Work to complete =>
Filter the entries and keep only the lines where the string "主要用于快速测定溶液的酸碱性" appears.

Provided records =>

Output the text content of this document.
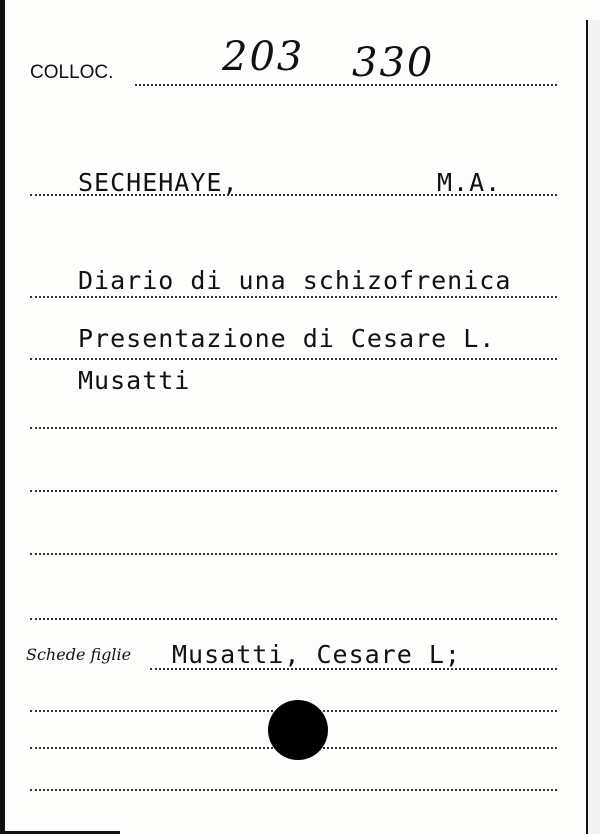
COLLOC.	203 330
SECHEHAYE,	M.A.
Diario di una schizofrenica
Presentazione di Cesare L.
Musatti
Schede figlie Musatti, Cesare L;
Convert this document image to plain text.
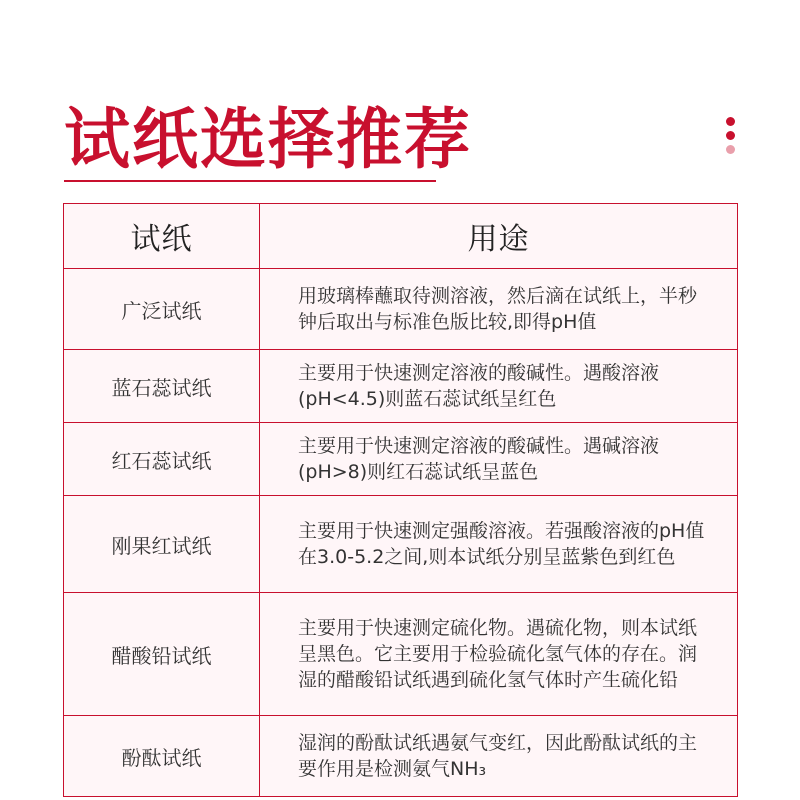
试纸选择推荐
试纸	用途
广泛试纸	用玻璃棒蘸取待测溶液，然后滴在试纸上，半秒钟后取出与标准色版比较,即得pH值
蓝石蕊试纸	主要用于快速测定溶液的酸碱性。遇酸溶液(pH<4.5)则蓝石蕊试纸呈红色
红石蕊试纸	主要用于快速测定溶液的酸碱性。遇碱溶液(pH>8)则红石蕊试纸呈蓝色
刚果红试纸	主要用于快速测定强酸溶液。若强酸溶液的pH值在3.0-5.2之间,则本试纸分别呈蓝紫色到红色
醋酸铅试纸	主要用于快速测定硫化物。遇硫化物，则本试纸呈黑色。它主要用于检验硫化氢气体的存在。润湿的醋酸铅试纸遇到硫化氢气体时产生硫化铅
酚酞试纸	湿润的酚酞试纸遇氨气变红，因此酚酞试纸的主要作用是检测氨气NH₃
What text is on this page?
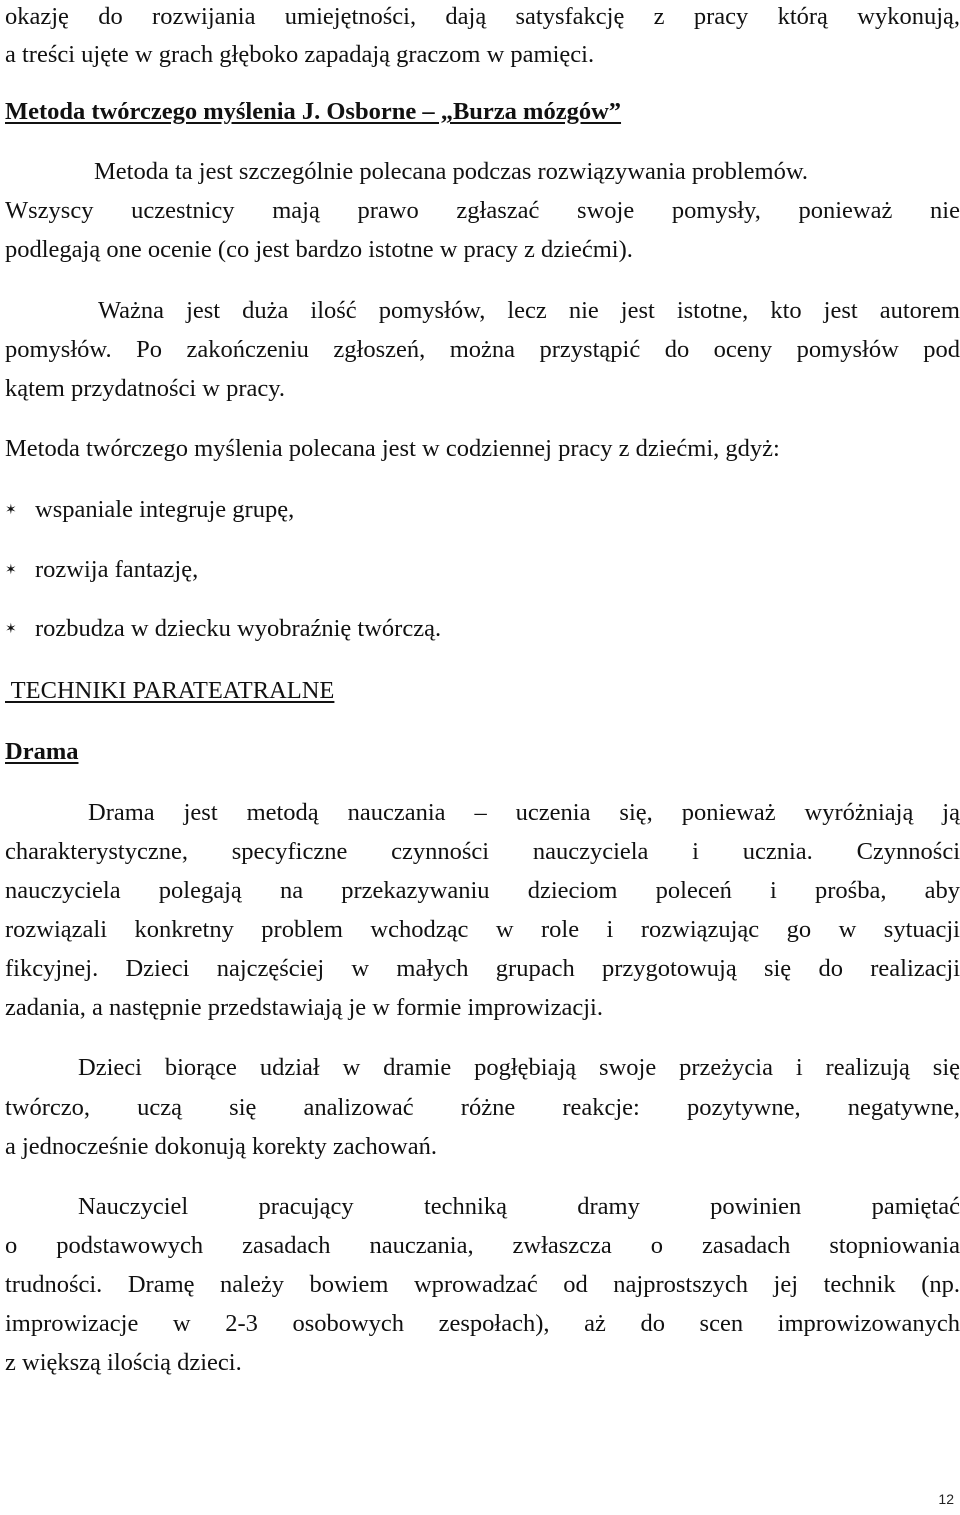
okazję do rozwijania umiejętności, dają satysfakcję z pracy którą wykonują,
a treści ujęte w grach głęboko zapadają graczom w pamięci.
Metoda twórczego myślenia J. Osborne – „Burza mózgów”
Metoda ta jest szczególnie polecana podczas rozwiązywania problemów.
Wszyscy uczestnicy mają prawo zgłaszać swoje pomysły, ponieważ nie
podlegają one ocenie (co jest bardzo istotne w pracy z dziećmi).
Ważna jest duża ilość pomysłów, lecz nie jest istotne, kto jest autorem
pomysłów. Po zakończeniu zgłoszeń, można przystąpić do oceny pomysłów pod
kątem przydatności w pracy.
Metoda twórczego myślenia polecana jest w codziennej pracy z dziećmi, gdyż:
✶ wspaniale integruje grupę,
✶ rozwija fantazję,
✶ rozbudza w dziecku wyobraźnię twórczą.
TECHNIKI PARATEATRALNE
Drama
Drama jest metodą nauczania – uczenia się, ponieważ wyróżniają ją
charakterystyczne, specyficzne czynności nauczyciela i ucznia. Czynności
nauczyciela polegają na przekazywaniu dzieciom poleceń i prośba, aby
rozwiązali konkretny problem wchodząc w role i rozwiązując go w sytuacji
fikcyjnej. Dzieci najczęściej w małych grupach przygotowują się do realizacji
zadania, a następnie przedstawiają je w formie improwizacji.
Dzieci biorące udział w dramie pogłębiają swoje przeżycia i realizują się
twórczo, uczą się analizować różne reakcje: pozytywne, negatywne,
a jednocześnie dokonują korekty zachowań.
Nauczyciel pracujący techniką dramy powinien pamiętać
o podstawowych zasadach nauczania, zwłaszcza o zasadach stopniowania
trudności. Dramę należy bowiem wprowadzać od najprostszych jej technik (np.
improwizacje w 2-3 osobowych zespołach), aż do scen improwizowanych
z większą ilością dzieci.
12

Expected answer =>
蓝石蕊试纸	主要用于快速测定溶液的酸碱性。遇酸溶液(pH<4.5)则蓝石蕊试纸呈红色
红石蕊试纸	主要用于快速测定溶液的酸碱性。遇碱溶液(pH>8)则红石蕊试纸呈蓝色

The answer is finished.